-- START --
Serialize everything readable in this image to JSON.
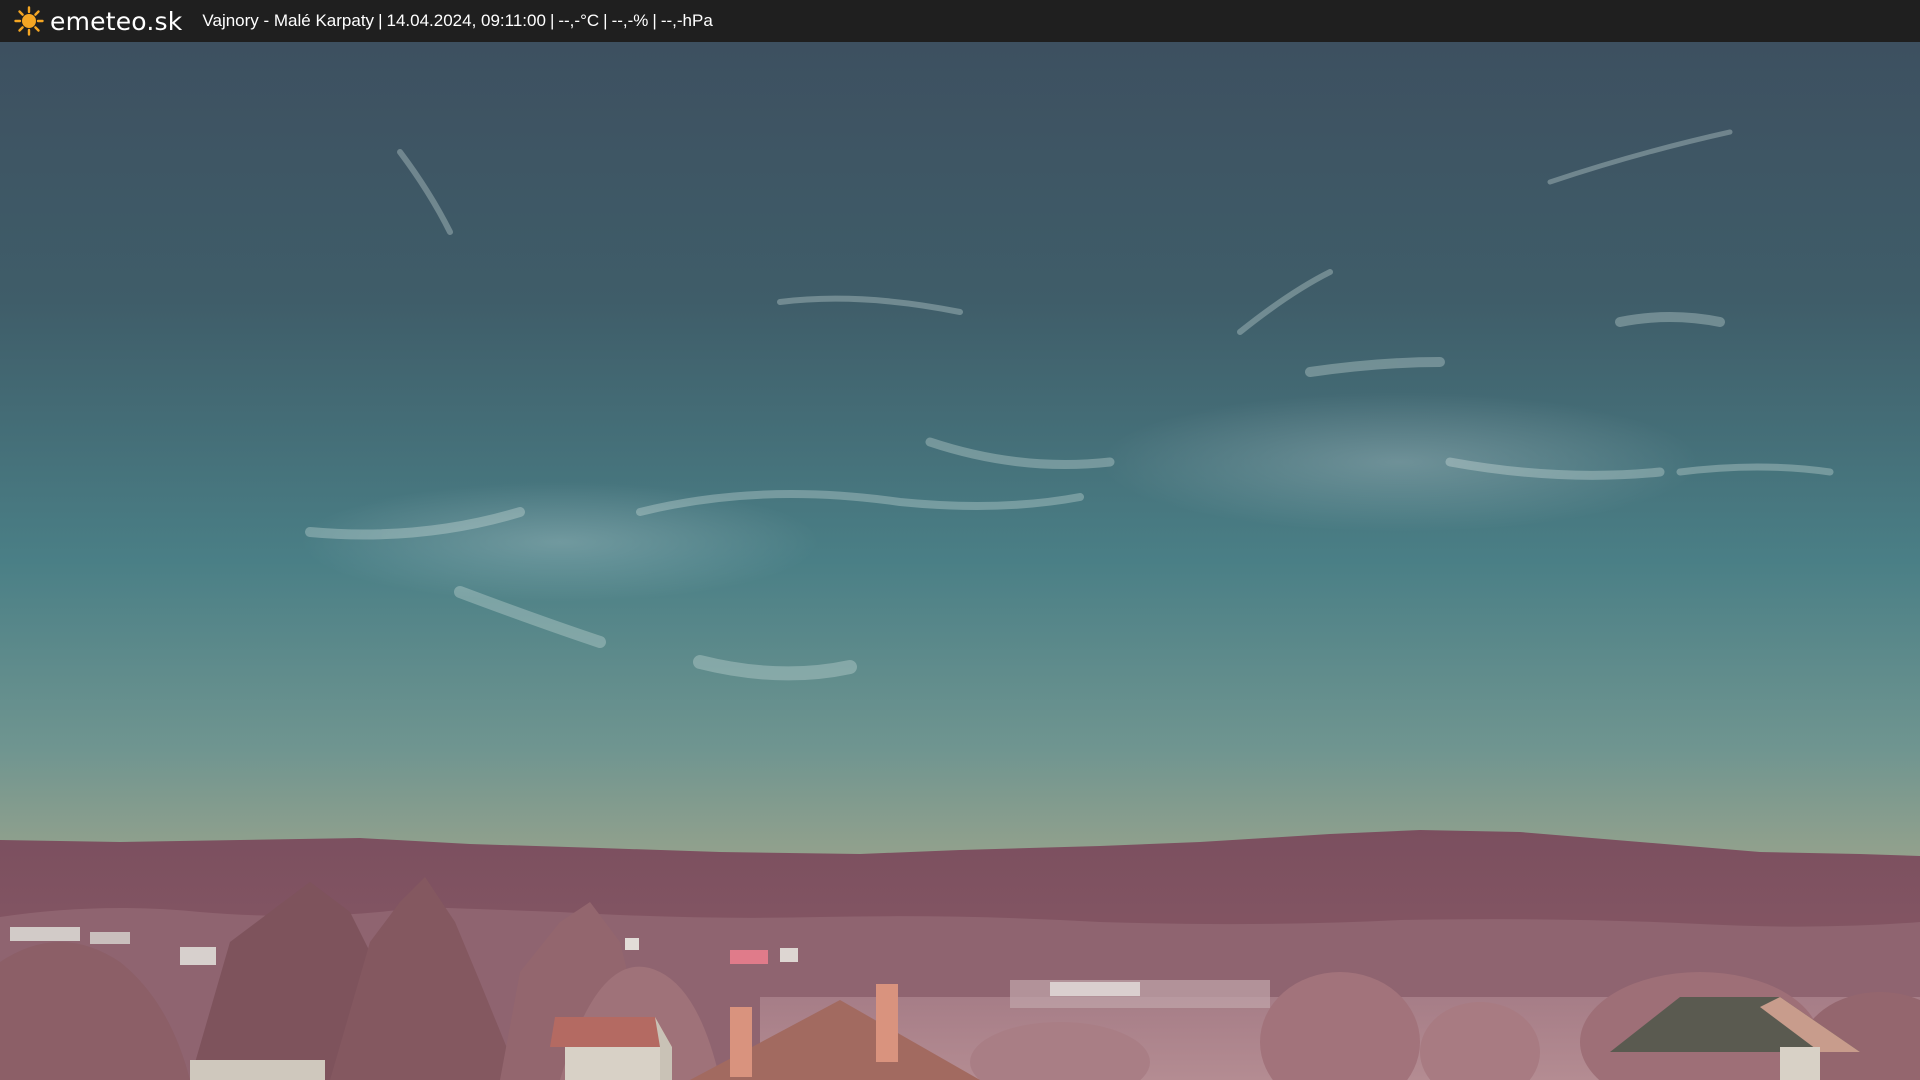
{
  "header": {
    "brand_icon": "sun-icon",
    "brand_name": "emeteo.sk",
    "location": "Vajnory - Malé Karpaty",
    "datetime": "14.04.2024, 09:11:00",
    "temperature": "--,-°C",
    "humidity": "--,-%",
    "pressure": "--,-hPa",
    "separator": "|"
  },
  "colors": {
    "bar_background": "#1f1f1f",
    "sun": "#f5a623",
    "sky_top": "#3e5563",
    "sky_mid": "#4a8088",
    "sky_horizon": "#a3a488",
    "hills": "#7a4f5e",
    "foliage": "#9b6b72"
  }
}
-- END --
Extract the entries in full, exactly as they are, minus the pictures.

▸ **Solution to this problem**:
Serialize everything readable in this image to JSON.
{
  "header": {
    "brand_icon": "sun-icon",
    "brand_name": "emeteo.sk",
    "location": "Vajnory - Malé Karpaty",
    "datetime": "14.04.2024, 09:11:00",
    "temperature": "--,-°C",
    "humidity": "--,-%",
    "pressure": "--,-hPa",
    "separator": "|"
  },
  "colors": {
    "bar_background": "#1f1f1f",
    "sun": "#f5a623",
    "sky_top": "#3e5563",
    "sky_mid": "#4a8088",
    "sky_horizon": "#a3a488",
    "hills": "#7a4f5e",
    "foliage": "#9b6b72"
  }
}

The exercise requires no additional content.